▶ Exercise goal: Say the number of lines containing the string "screenshot", and say nothing else.
[START OF Entries supplied]
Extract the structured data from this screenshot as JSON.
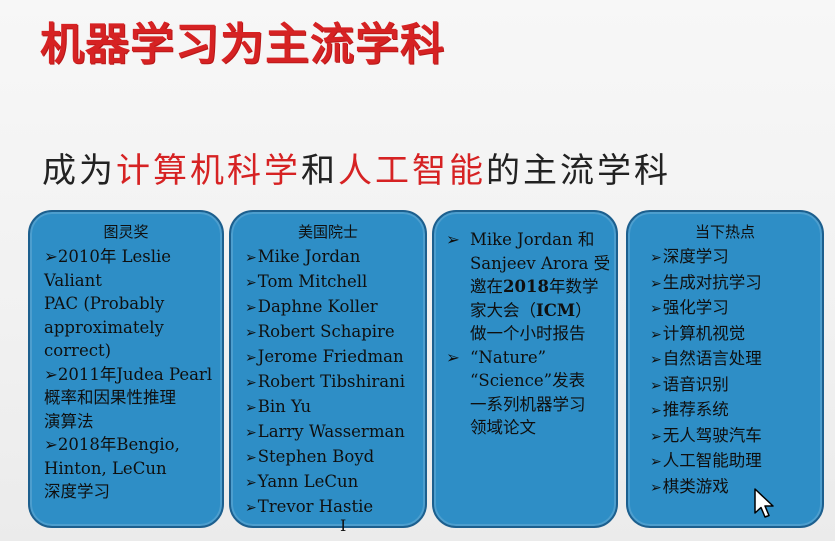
{
  "title": "机器学习为主流学科",
  "headline": {
    "part1": "成为",
    "part2": "计算机科学",
    "part3": "和",
    "part4": "人工智能",
    "part5": "的主流学科"
  },
  "cards": [
    {
      "title": "图灵奖",
      "lines": [
        {
          "arrow": "➢",
          "text": "2010年 Leslie"
        },
        {
          "arrow": "",
          "text": "Valiant"
        },
        {
          "arrow": "",
          "text": "PAC (Probably"
        },
        {
          "arrow": "",
          "text": "approximately"
        },
        {
          "arrow": "",
          "text": "correct)"
        },
        {
          "arrow": "➢",
          "text": "2011年Judea Pearl"
        },
        {
          "arrow": "",
          "text": "概率和因果性推理"
        },
        {
          "arrow": "",
          "text": "演算法"
        },
        {
          "arrow": "➢",
          "text": "2018年Bengio,"
        },
        {
          "arrow": "",
          "text": "Hinton, LeCun"
        },
        {
          "arrow": "",
          "text": "深度学习"
        }
      ]
    },
    {
      "title": "美国院士",
      "items": [
        "Mike Jordan",
        "Tom Mitchell",
        "Daphne Koller",
        "Robert Schapire",
        "Jerome Friedman",
        "Robert Tibshirani",
        "Bin Yu",
        "Larry Wasserman",
        "Stephen Boyd",
        "Yann LeCun",
        "Trevor Hastie"
      ]
    },
    {
      "blocks": [
        {
          "lines": [
            {
              "arrow": "➢",
              "parts": [
                "Mike Jordan 和"
              ]
            },
            {
              "arrow": "",
              "parts": [
                "Sanjeev Arora 受"
              ]
            },
            {
              "arrow": "",
              "parts": [
                "邀在",
                "2018",
                "年数学"
              ]
            },
            {
              "arrow": "",
              "parts": [
                "家大会（",
                "ICM",
                "）"
              ]
            },
            {
              "arrow": "",
              "parts": [
                "做一个小时报告"
              ]
            }
          ]
        },
        {
          "lines": [
            {
              "arrow": "➢",
              "parts": [
                "“Nature”"
              ]
            },
            {
              "arrow": "",
              "parts": [
                "“Science”发表"
              ]
            },
            {
              "arrow": "",
              "parts": [
                "一系列机器学习"
              ]
            },
            {
              "arrow": "",
              "parts": [
                "领域论文"
              ]
            }
          ]
        }
      ]
    },
    {
      "title": "当下热点",
      "items": [
        "深度学习",
        "生成对抗学习",
        "强化学习",
        "计算机视觉",
        "自然语言处理",
        "语音识别",
        "推荐系统",
        "无人驾驶汽车",
        "人工智能助理",
        "棋类游戏"
      ]
    }
  ],
  "bullet_glyph": "➢",
  "colors": {
    "title_red": "#d62223",
    "card_blue": "#2e8ec6",
    "card_border": "#1c5f8e"
  },
  "cursor_icon": "arrow-cursor-icon",
  "text_cursor_icon": "ibeam-cursor-icon",
  "ibeam_glyph": "I"
}
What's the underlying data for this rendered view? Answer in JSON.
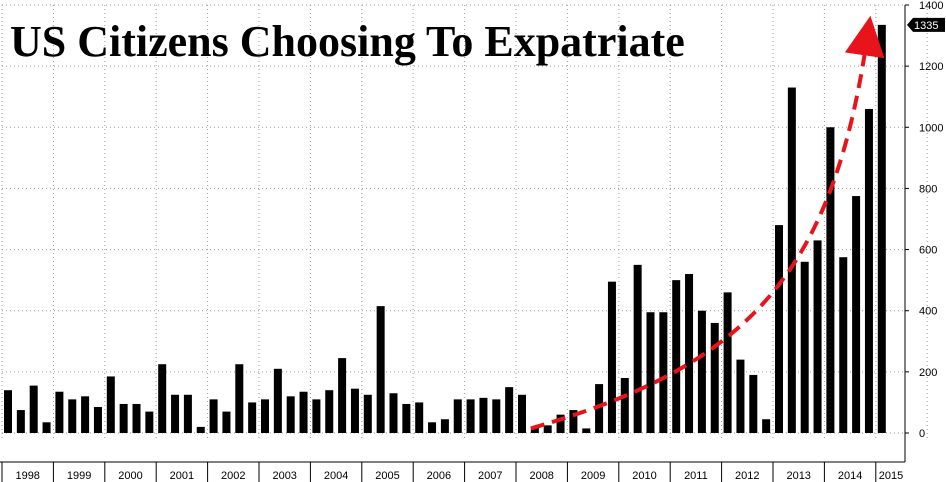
{
  "chart_data": {
    "type": "bar",
    "title": "US Citizens Choosing To Expatriate",
    "xlabel": "",
    "ylabel": "",
    "ylim": [
      0,
      1400
    ],
    "yticks": [
      0,
      200,
      400,
      600,
      800,
      1000,
      1200,
      1400
    ],
    "grid": true,
    "y_axis_position": "right",
    "last_value_label": "1335",
    "bar_color": "#000000",
    "trend_arrow_color": "#e8141c",
    "years": [
      "1998",
      "1999",
      "2000",
      "2001",
      "2002",
      "2003",
      "2004",
      "2005",
      "2006",
      "2007",
      "2008",
      "2009",
      "2010",
      "2011",
      "2012",
      "2013",
      "2014",
      "2015"
    ],
    "categories": [
      "1998 Q1",
      "1998 Q2",
      "1998 Q3",
      "1998 Q4",
      "1999 Q1",
      "1999 Q2",
      "1999 Q3",
      "1999 Q4",
      "2000 Q1",
      "2000 Q2",
      "2000 Q3",
      "2000 Q4",
      "2001 Q1",
      "2001 Q2",
      "2001 Q3",
      "2001 Q4",
      "2002 Q1",
      "2002 Q2",
      "2002 Q3",
      "2002 Q4",
      "2003 Q1",
      "2003 Q2",
      "2003 Q3",
      "2003 Q4",
      "2004 Q1",
      "2004 Q2",
      "2004 Q3",
      "2004 Q4",
      "2005 Q1",
      "2005 Q2",
      "2005 Q3",
      "2005 Q4",
      "2006 Q1",
      "2006 Q2",
      "2006 Q3",
      "2006 Q4",
      "2007 Q1",
      "2007 Q2",
      "2007 Q3",
      "2007 Q4",
      "2008 Q1",
      "2008 Q2",
      "2008 Q3",
      "2008 Q4",
      "2009 Q1",
      "2009 Q2",
      "2009 Q3",
      "2009 Q4",
      "2010 Q1",
      "2010 Q2",
      "2010 Q3",
      "2010 Q4",
      "2011 Q1",
      "2011 Q2",
      "2011 Q3",
      "2011 Q4",
      "2012 Q1",
      "2012 Q2",
      "2012 Q3",
      "2012 Q4",
      "2013 Q1",
      "2013 Q2",
      "2013 Q3",
      "2013 Q4",
      "2014 Q1",
      "2014 Q2",
      "2014 Q3",
      "2014 Q4",
      "2015 Q1"
    ],
    "values": [
      140,
      75,
      155,
      35,
      135,
      110,
      120,
      85,
      185,
      95,
      95,
      70,
      225,
      125,
      125,
      20,
      110,
      70,
      225,
      100,
      110,
      210,
      120,
      135,
      110,
      140,
      245,
      145,
      125,
      415,
      130,
      95,
      100,
      35,
      45,
      110,
      110,
      115,
      110,
      150,
      125,
      20,
      25,
      60,
      75,
      15,
      160,
      495,
      180,
      550,
      395,
      395,
      500,
      520,
      400,
      360,
      460,
      240,
      190,
      45,
      680,
      1130,
      560,
      630,
      1000,
      575,
      775,
      1060,
      1335
    ]
  }
}
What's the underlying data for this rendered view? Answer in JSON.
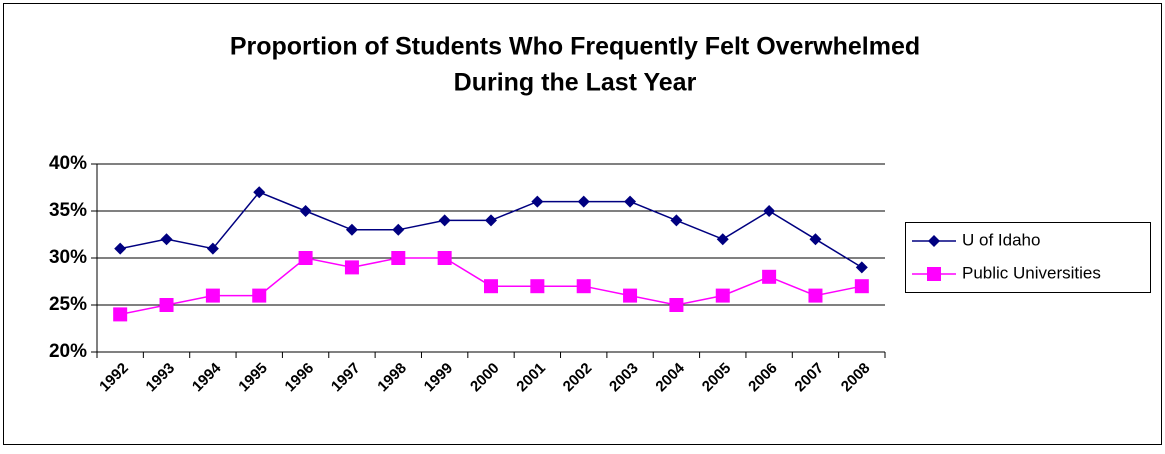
{
  "chart_data": {
    "type": "line",
    "title": [
      "Proportion of Students Who Frequently Felt Overwhelmed",
      "During the Last Year"
    ],
    "categories": [
      "1992",
      "1993",
      "1994",
      "1995",
      "1996",
      "1997",
      "1998",
      "1999",
      "2000",
      "2001",
      "2002",
      "2003",
      "2004",
      "2005",
      "2006",
      "2007",
      "2008"
    ],
    "series": [
      {
        "name": "U of Idaho",
        "color": "#000080",
        "marker": "diamond",
        "values": [
          31,
          32,
          31,
          37,
          35,
          33,
          33,
          34,
          34,
          36,
          36,
          36,
          34,
          32,
          35,
          32,
          29
        ]
      },
      {
        "name": "Public Universities",
        "color": "#ff00ff",
        "marker": "square",
        "values": [
          24,
          25,
          26,
          26,
          30,
          29,
          30,
          30,
          27,
          27,
          27,
          26,
          25,
          26,
          28,
          26,
          27
        ]
      }
    ],
    "ylim": [
      20,
      40
    ],
    "yticks": [
      {
        "value": 20,
        "label": "20%"
      },
      {
        "value": 25,
        "label": "25%"
      },
      {
        "value": 30,
        "label": "30%"
      },
      {
        "value": 35,
        "label": "35%"
      },
      {
        "value": 40,
        "label": "40%"
      }
    ],
    "grid": true,
    "legend": "right"
  }
}
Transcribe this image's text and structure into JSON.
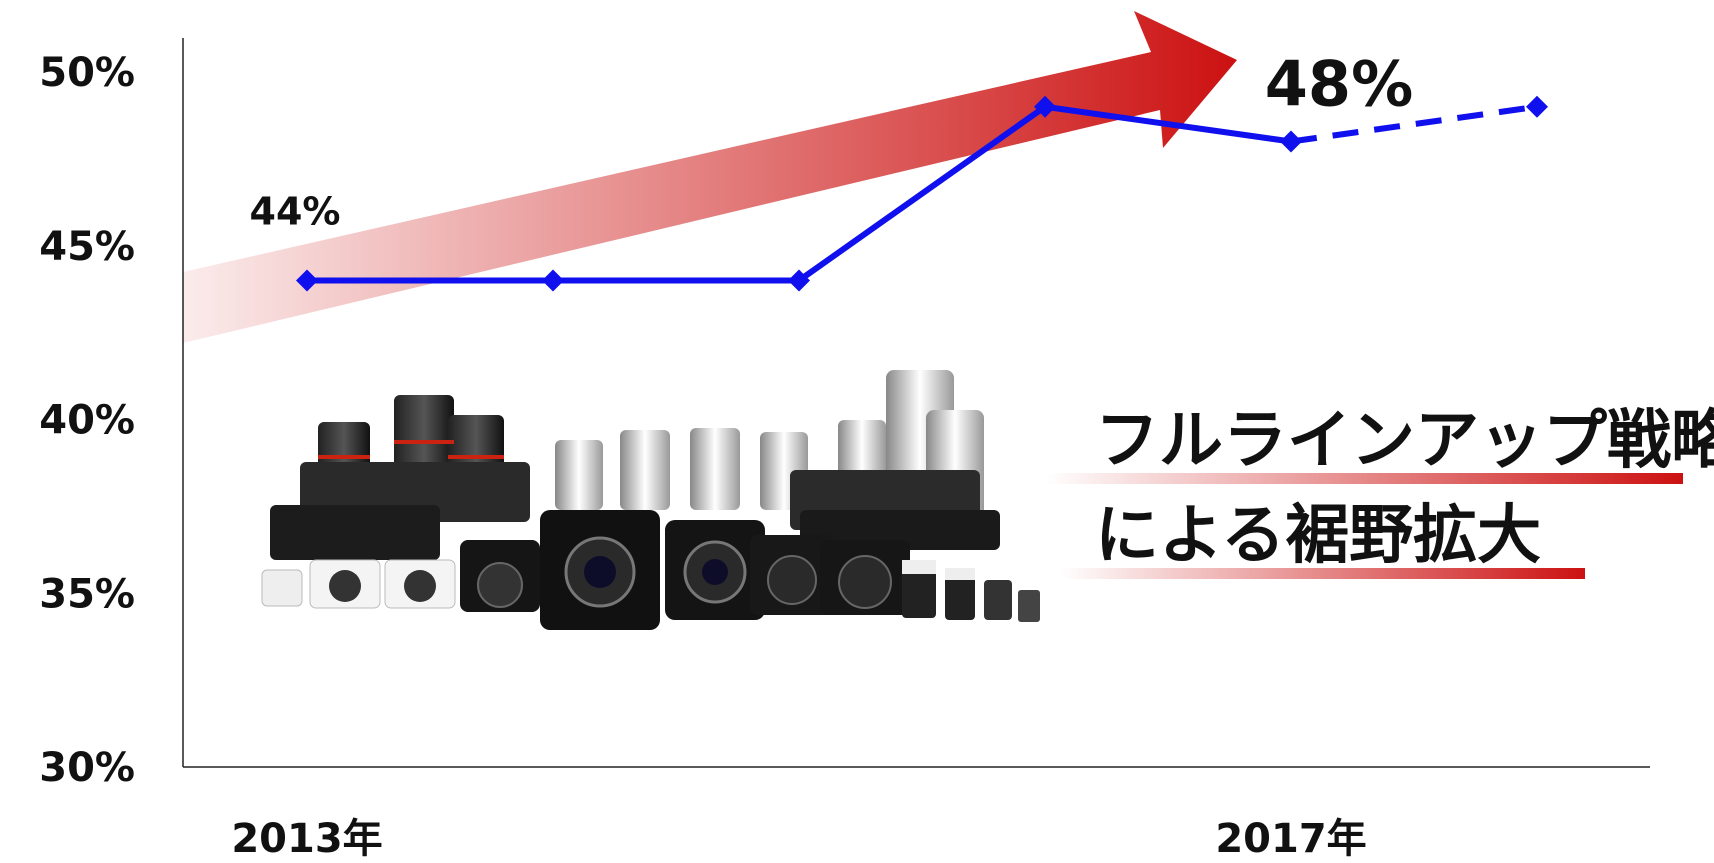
{
  "chart_data": {
    "type": "line",
    "x": [
      "2013年",
      "",
      "",
      "",
      "2017年",
      ""
    ],
    "series": [
      {
        "values": [
          44,
          44,
          44,
          49,
          48,
          49
        ],
        "color": "#1010ee",
        "forecast_from_index": 4
      }
    ],
    "ylim": [
      30,
      50
    ],
    "yticks": [
      "50%",
      "45%",
      "40%",
      "35%",
      "30%"
    ],
    "xticks": [
      "2013年",
      "2017年"
    ],
    "data_labels": [
      {
        "index": 0,
        "text": "44%"
      },
      {
        "index": 4,
        "text": "48%"
      }
    ],
    "annotation": [
      "フルラインアップ戦略",
      "による裾野拡大"
    ],
    "trend_arrow_color": "#cc1111",
    "image": "camera-lineup-photo",
    "grid": false
  }
}
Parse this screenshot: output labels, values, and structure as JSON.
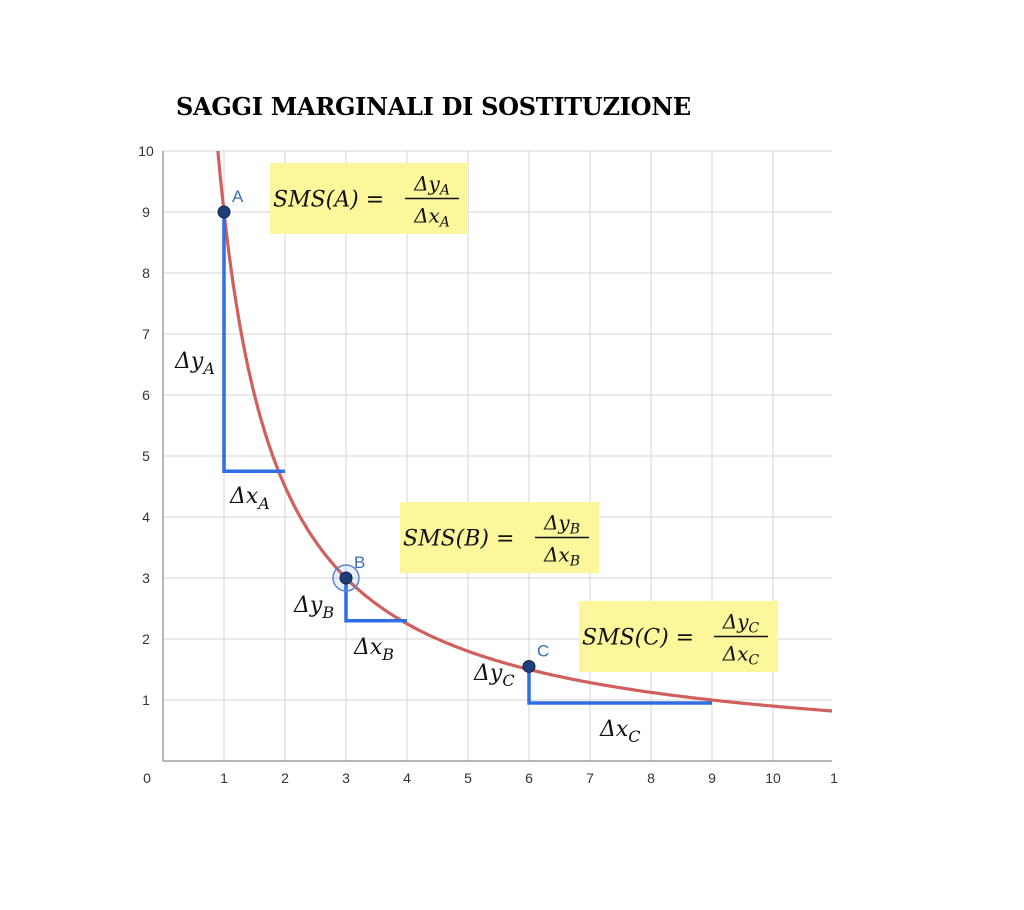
{
  "title": "SAGGI MARGINALI DI SOSTITUZIONE",
  "colors": {
    "curve": "#d0605e",
    "steps": "#2f6fe3",
    "point": "#1f3f78",
    "grid": "#d4d4d4",
    "box": "#fbf79a",
    "label": "#3c6fb0"
  },
  "chart_data": {
    "type": "line",
    "title": "SAGGI MARGINALI DI SOSTITUZIONE",
    "xlim": [
      0,
      11
    ],
    "ylim": [
      0,
      10
    ],
    "x_ticks": [
      "0",
      "1",
      "2",
      "3",
      "4",
      "5",
      "6",
      "7",
      "8",
      "9",
      "10",
      "1"
    ],
    "y_ticks": [
      "1",
      "2",
      "3",
      "4",
      "5",
      "6",
      "7",
      "8",
      "9",
      "10"
    ],
    "grid": true,
    "curve": {
      "equation": "y = 9/x",
      "x_start": 0.88,
      "x_end": 11
    },
    "points": [
      {
        "name": "A",
        "x": 1,
        "y": 9
      },
      {
        "name": "B",
        "x": 3,
        "y": 3
      },
      {
        "name": "C",
        "x": 6,
        "y": 1.55
      }
    ],
    "steps": [
      {
        "point": "A",
        "from": [
          1,
          9
        ],
        "corner": [
          1,
          4.75
        ],
        "to": [
          2,
          4.75
        ],
        "dy_label": "Δy",
        "dy_sub": "A",
        "dx_label": "Δx",
        "dx_sub": "A"
      },
      {
        "point": "B",
        "from": [
          3,
          3
        ],
        "corner": [
          3,
          2.3
        ],
        "to": [
          4,
          2.3
        ],
        "dy_label": "Δy",
        "dy_sub": "B",
        "dx_label": "Δx",
        "dx_sub": "B"
      },
      {
        "point": "C",
        "from": [
          6,
          1.55
        ],
        "corner": [
          6,
          0.95
        ],
        "to": [
          9,
          0.95
        ],
        "dy_label": "Δy",
        "dy_sub": "C",
        "dx_label": "Δx",
        "dx_sub": "C"
      }
    ],
    "formulas": [
      {
        "point": "A",
        "lhs": "SMS(A) =",
        "num": "Δy",
        "num_sub": "A",
        "den": "Δx",
        "den_sub": "A"
      },
      {
        "point": "B",
        "lhs": "SMS(B) =",
        "num": "Δy",
        "num_sub": "B",
        "den": "Δx",
        "den_sub": "B"
      },
      {
        "point": "C",
        "lhs": "SMS(C) =",
        "num": "Δy",
        "num_sub": "C",
        "den": "Δx",
        "den_sub": "C"
      }
    ]
  }
}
[END OF Entries supplied]
▶ Result: 2